■ **AIM OF THE TASK**:
In the data below, find every line that has the string "this", and copy it.

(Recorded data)

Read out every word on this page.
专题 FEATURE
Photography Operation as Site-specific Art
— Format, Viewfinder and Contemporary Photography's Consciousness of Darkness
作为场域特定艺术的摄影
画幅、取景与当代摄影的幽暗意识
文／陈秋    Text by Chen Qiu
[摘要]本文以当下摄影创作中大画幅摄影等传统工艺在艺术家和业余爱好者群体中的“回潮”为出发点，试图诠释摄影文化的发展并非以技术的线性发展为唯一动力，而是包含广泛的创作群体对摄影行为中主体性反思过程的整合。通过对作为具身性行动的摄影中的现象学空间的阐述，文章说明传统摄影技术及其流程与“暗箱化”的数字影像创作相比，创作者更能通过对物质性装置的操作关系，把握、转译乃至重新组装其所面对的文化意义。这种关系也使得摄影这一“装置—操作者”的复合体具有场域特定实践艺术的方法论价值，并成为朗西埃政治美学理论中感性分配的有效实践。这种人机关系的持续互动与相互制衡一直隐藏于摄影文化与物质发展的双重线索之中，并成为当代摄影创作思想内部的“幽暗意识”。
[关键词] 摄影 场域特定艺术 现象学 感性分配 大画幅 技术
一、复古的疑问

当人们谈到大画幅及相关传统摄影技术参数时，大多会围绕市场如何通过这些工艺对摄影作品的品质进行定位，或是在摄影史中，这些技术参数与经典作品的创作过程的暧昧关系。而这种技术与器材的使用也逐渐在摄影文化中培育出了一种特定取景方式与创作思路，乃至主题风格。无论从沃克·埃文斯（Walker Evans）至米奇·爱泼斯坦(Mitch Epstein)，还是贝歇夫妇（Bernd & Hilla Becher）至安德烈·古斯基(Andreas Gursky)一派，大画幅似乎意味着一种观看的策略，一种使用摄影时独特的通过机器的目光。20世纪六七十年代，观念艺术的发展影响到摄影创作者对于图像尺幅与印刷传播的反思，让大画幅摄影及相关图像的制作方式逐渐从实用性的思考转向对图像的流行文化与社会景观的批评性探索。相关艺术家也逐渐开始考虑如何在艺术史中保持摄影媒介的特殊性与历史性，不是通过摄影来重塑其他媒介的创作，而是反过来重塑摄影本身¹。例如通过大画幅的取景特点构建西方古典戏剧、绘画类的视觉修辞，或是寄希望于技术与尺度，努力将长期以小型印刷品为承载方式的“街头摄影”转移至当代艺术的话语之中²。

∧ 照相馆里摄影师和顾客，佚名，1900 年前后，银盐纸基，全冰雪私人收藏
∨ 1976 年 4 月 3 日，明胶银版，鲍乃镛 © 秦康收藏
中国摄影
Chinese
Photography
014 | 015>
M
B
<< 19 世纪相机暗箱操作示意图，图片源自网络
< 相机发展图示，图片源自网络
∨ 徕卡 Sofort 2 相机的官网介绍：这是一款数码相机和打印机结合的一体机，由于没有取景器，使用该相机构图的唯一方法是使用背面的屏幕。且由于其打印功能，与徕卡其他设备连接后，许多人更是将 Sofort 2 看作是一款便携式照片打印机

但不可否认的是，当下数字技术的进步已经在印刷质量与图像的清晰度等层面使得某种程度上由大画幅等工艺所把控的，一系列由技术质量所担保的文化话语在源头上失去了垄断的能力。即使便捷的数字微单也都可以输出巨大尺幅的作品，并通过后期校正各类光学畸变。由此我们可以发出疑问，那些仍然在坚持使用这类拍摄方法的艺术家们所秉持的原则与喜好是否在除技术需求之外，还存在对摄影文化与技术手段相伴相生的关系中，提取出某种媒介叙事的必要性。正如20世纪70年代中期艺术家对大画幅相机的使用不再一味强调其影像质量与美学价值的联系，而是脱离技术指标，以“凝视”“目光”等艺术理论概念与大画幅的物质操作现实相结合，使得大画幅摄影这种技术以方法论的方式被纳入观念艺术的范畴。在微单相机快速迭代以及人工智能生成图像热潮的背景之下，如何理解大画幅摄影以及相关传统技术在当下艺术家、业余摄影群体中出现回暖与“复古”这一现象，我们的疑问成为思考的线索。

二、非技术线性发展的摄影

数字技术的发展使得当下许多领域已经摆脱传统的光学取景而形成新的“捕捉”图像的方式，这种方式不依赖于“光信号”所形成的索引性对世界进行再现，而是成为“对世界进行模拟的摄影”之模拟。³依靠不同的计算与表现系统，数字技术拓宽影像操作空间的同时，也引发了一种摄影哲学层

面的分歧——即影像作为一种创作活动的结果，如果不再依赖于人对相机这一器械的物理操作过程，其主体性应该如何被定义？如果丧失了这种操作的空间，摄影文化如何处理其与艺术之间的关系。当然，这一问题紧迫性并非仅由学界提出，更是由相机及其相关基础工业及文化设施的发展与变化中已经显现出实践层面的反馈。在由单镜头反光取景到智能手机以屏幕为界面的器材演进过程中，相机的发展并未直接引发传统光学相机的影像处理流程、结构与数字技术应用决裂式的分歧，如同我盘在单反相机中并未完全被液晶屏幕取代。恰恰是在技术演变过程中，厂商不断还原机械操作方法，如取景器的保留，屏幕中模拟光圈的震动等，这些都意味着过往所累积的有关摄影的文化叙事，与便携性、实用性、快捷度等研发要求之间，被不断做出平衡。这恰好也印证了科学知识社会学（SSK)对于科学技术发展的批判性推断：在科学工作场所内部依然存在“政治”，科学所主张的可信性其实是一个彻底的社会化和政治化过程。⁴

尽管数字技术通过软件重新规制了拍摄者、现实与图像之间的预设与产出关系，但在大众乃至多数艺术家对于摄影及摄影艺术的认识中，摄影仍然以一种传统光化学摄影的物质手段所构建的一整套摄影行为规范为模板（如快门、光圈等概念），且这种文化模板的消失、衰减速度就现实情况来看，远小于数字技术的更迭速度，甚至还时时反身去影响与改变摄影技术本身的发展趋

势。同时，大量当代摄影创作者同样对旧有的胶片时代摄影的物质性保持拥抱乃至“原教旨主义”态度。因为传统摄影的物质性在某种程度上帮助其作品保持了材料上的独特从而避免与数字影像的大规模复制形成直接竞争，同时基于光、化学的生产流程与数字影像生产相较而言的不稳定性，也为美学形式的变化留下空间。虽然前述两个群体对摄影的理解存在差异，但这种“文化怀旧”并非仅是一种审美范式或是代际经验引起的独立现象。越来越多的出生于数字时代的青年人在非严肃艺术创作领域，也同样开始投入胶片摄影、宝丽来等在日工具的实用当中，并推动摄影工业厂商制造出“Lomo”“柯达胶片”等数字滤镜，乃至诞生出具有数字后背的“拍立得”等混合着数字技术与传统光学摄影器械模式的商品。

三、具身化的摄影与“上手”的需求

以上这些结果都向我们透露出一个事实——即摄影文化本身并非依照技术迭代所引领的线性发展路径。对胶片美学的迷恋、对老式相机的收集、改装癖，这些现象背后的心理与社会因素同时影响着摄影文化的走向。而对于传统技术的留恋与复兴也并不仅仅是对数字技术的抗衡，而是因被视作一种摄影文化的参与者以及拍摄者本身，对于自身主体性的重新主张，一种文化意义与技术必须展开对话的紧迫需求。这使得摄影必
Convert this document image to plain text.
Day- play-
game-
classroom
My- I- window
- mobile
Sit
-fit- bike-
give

■ **EXERCISE RESULT**:
Read out every word on this page.
Convert this document image to plain text.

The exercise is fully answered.